[Stored rows]
————
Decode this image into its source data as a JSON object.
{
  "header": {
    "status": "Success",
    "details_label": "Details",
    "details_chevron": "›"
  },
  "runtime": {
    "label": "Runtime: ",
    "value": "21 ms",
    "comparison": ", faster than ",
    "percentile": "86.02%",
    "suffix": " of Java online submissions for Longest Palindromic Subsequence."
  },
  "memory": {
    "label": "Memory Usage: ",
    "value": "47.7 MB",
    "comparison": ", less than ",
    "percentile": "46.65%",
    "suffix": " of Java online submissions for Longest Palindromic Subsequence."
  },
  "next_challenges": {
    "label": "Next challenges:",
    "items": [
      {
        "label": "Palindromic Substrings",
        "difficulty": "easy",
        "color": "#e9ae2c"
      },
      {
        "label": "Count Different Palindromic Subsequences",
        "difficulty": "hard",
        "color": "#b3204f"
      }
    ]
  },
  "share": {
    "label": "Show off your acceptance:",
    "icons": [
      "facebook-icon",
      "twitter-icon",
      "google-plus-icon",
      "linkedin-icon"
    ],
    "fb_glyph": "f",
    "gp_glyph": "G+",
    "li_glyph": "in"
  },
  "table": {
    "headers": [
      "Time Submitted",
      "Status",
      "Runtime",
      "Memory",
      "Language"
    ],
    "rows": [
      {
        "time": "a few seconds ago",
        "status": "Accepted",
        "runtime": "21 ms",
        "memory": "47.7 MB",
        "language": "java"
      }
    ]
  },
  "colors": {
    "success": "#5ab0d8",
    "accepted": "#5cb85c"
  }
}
————
[What this task involves]
Quote every line of the data, word for word.

[Result of this exercise]
Decode this image into its source data as a JSON object.
{
  "header": {
    "status": "Success",
    "details_label": "Details",
    "details_chevron": "›"
  },
  "runtime": {
    "label": "Runtime: ",
    "value": "21 ms",
    "comparison": ", faster than ",
    "percentile": "86.02%",
    "suffix": " of Java online submissions for Longest Palindromic Subsequence."
  },
  "memory": {
    "label": "Memory Usage: ",
    "value": "47.7 MB",
    "comparison": ", less than ",
    "percentile": "46.65%",
    "suffix": " of Java online submissions for Longest Palindromic Subsequence."
  },
  "next_challenges": {
    "label": "Next challenges:",
    "items": [
      {
        "label": "Palindromic Substrings",
        "difficulty": "easy",
        "color": "#e9ae2c"
      },
      {
        "label": "Count Different Palindromic Subsequences",
        "difficulty": "hard",
        "color": "#b3204f"
      }
    ]
  },
  "share": {
    "label": "Show off your acceptance:",
    "icons": [
      "facebook-icon",
      "twitter-icon",
      "google-plus-icon",
      "linkedin-icon"
    ],
    "fb_glyph": "f",
    "gp_glyph": "G+",
    "li_glyph": "in"
  },
  "table": {
    "headers": [
      "Time Submitted",
      "Status",
      "Runtime",
      "Memory",
      "Language"
    ],
    "rows": [
      {
        "time": "a few seconds ago",
        "status": "Accepted",
        "runtime": "21 ms",
        "memory": "47.7 MB",
        "language": "java"
      }
    ]
  },
  "colors": {
    "success": "#5ab0d8",
    "accepted": "#5cb85c"
  }
}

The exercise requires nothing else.